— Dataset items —

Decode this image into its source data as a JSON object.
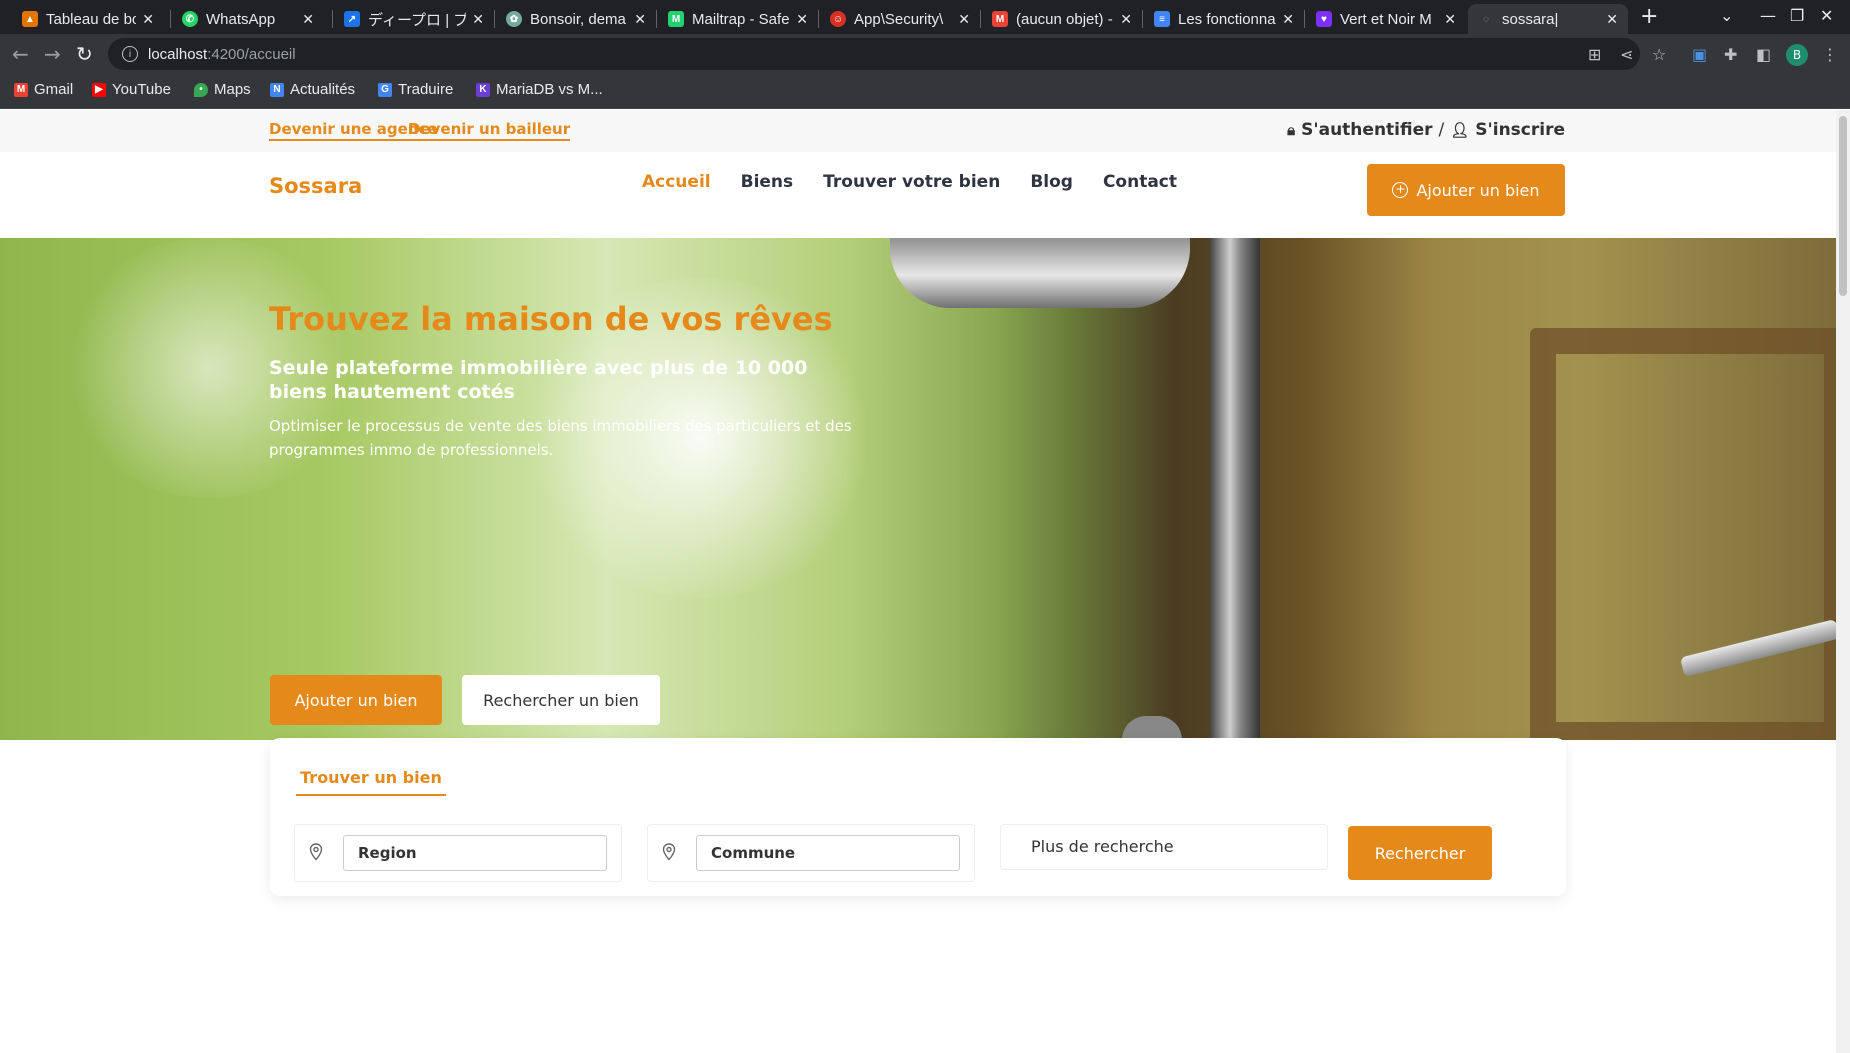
{
  "browser": {
    "tabs": [
      {
        "title": "Tableau de bo",
        "icon": "flame-icon",
        "color": "#e37400"
      },
      {
        "title": "WhatsApp",
        "icon": "whatsapp-icon",
        "color": "#25d366"
      },
      {
        "title": "ディープロ | プ",
        "icon": "pin-icon",
        "color": "#1a73e8"
      },
      {
        "title": "Bonsoir, dema",
        "icon": "chatgpt-icon",
        "color": "#74aa9c"
      },
      {
        "title": "Mailtrap - Safe",
        "icon": "mailtrap-icon",
        "color": "#22d172"
      },
      {
        "title": "App\\Security\\",
        "icon": "symfony-icon",
        "color": "#d93025"
      },
      {
        "title": "(aucun objet) -",
        "icon": "gmail-icon",
        "color": "#ea4335"
      },
      {
        "title": "Les fonctionna",
        "icon": "docs-icon",
        "color": "#4285f4"
      },
      {
        "title": "Vert et Noir M",
        "icon": "canva-icon",
        "color": "#7b2ff7"
      },
      {
        "title": "sossara|",
        "icon": "loading-icon",
        "color": "#9aa0a6"
      }
    ],
    "address": {
      "host": "localhost",
      "path": ":4200/accueil"
    },
    "profile_initial": "B",
    "bookmarks": [
      {
        "label": "Gmail",
        "color": "#ea4335"
      },
      {
        "label": "YouTube",
        "color": "#ff0000"
      },
      {
        "label": "Maps",
        "color": "#34a853"
      },
      {
        "label": "Actualités",
        "color": "#4285f4"
      },
      {
        "label": "Traduire",
        "color": "#4285f4"
      },
      {
        "label": "MariaDB vs M...",
        "color": "#6b3fd4"
      }
    ]
  },
  "site": {
    "toplinks": {
      "agency": "Devenir une agence",
      "landlord": "Devenir un bailleur"
    },
    "auth": {
      "login": "S'authentifier",
      "separator": "/",
      "register": "S'inscrire"
    },
    "logo": "Sossara",
    "nav": [
      "Accueil",
      "Biens",
      "Trouver votre bien",
      "Blog",
      "Contact"
    ],
    "nav_add_button": "Ajouter un bien",
    "hero": {
      "title": "Trouvez la maison de vos rêves",
      "subtitle": "Seule plateforme immobilière avec plus de 10 000 biens hautement cotés",
      "description": "Optimiser le processus de vente des biens immobiliers des particuliers et des programmes immo de professionnels.",
      "primary_button": "Ajouter un bien",
      "secondary_button": "Rechercher un bien"
    },
    "search": {
      "tab": "Trouver un bien",
      "region_placeholder": "Region",
      "commune_placeholder": "Commune",
      "more": "Plus de recherche",
      "submit": "Rechercher"
    },
    "accent_color": "#e6891b"
  }
}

— WHAT TO PRODUCE —
Reproduce each entry precisely. Leave the pictures out.

— SOLUTION TO THIS TASK —
Decode this image into its source data as a JSON object.
{
  "browser": {
    "tabs": [
      {
        "title": "Tableau de bo",
        "icon": "flame-icon",
        "color": "#e37400"
      },
      {
        "title": "WhatsApp",
        "icon": "whatsapp-icon",
        "color": "#25d366"
      },
      {
        "title": "ディープロ | プ",
        "icon": "pin-icon",
        "color": "#1a73e8"
      },
      {
        "title": "Bonsoir, dema",
        "icon": "chatgpt-icon",
        "color": "#74aa9c"
      },
      {
        "title": "Mailtrap - Safe",
        "icon": "mailtrap-icon",
        "color": "#22d172"
      },
      {
        "title": "App\\Security\\",
        "icon": "symfony-icon",
        "color": "#d93025"
      },
      {
        "title": "(aucun objet) -",
        "icon": "gmail-icon",
        "color": "#ea4335"
      },
      {
        "title": "Les fonctionna",
        "icon": "docs-icon",
        "color": "#4285f4"
      },
      {
        "title": "Vert et Noir M",
        "icon": "canva-icon",
        "color": "#7b2ff7"
      },
      {
        "title": "sossara|",
        "icon": "loading-icon",
        "color": "#9aa0a6"
      }
    ],
    "address": {
      "host": "localhost",
      "path": ":4200/accueil"
    },
    "profile_initial": "B",
    "bookmarks": [
      {
        "label": "Gmail",
        "color": "#ea4335"
      },
      {
        "label": "YouTube",
        "color": "#ff0000"
      },
      {
        "label": "Maps",
        "color": "#34a853"
      },
      {
        "label": "Actualités",
        "color": "#4285f4"
      },
      {
        "label": "Traduire",
        "color": "#4285f4"
      },
      {
        "label": "MariaDB vs M...",
        "color": "#6b3fd4"
      }
    ]
  },
  "site": {
    "toplinks": {
      "agency": "Devenir une agence",
      "landlord": "Devenir un bailleur"
    },
    "auth": {
      "login": "S'authentifier",
      "separator": "/",
      "register": "S'inscrire"
    },
    "logo": "Sossara",
    "nav": [
      "Accueil",
      "Biens",
      "Trouver votre bien",
      "Blog",
      "Contact"
    ],
    "nav_add_button": "Ajouter un bien",
    "hero": {
      "title": "Trouvez la maison de vos rêves",
      "subtitle": "Seule plateforme immobilière avec plus de 10 000 biens hautement cotés",
      "description": "Optimiser le processus de vente des biens immobiliers des particuliers et des programmes immo de professionnels.",
      "primary_button": "Ajouter un bien",
      "secondary_button": "Rechercher un bien"
    },
    "search": {
      "tab": "Trouver un bien",
      "region_placeholder": "Region",
      "commune_placeholder": "Commune",
      "more": "Plus de recherche",
      "submit": "Rechercher"
    },
    "accent_color": "#e6891b"
  }
}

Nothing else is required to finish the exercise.